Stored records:
## Begin

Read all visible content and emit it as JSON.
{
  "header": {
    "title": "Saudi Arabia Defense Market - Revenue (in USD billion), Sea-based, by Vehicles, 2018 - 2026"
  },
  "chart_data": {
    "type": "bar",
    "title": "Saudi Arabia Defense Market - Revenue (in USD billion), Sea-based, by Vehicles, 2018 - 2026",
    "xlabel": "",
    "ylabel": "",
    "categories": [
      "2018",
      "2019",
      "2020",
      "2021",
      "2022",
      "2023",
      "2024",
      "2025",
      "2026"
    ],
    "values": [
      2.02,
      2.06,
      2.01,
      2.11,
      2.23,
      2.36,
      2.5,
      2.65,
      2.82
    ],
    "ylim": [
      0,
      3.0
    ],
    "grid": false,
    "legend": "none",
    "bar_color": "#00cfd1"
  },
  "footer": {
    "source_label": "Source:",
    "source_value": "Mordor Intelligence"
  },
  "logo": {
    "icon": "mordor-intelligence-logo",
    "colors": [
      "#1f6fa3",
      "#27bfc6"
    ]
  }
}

## End
## Begin

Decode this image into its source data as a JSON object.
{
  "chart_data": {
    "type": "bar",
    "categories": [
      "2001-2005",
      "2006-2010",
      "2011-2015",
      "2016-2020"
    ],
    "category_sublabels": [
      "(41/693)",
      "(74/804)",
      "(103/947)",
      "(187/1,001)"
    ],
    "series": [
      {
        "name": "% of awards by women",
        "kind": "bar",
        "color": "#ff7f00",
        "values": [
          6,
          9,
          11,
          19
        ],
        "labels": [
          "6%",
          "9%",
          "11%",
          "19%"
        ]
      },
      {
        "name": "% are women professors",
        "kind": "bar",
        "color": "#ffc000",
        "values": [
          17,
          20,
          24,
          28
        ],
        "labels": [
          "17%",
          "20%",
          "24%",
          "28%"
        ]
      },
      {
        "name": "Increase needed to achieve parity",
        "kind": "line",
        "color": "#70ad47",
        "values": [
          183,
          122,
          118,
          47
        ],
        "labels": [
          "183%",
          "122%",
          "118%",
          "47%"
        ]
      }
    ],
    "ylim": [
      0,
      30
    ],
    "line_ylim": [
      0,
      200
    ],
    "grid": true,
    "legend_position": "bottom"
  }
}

## End

Gather each line holding the string "based".

    "title": "Saudi Arabia Defense Market - Revenue (in USD billion), Sea-based, by Vehicles, 2018 - 2026"
    "title": "Saudi Arabia Defense Market - Revenue (in USD billion), Sea-based, by Vehicles, 2018 - 2026",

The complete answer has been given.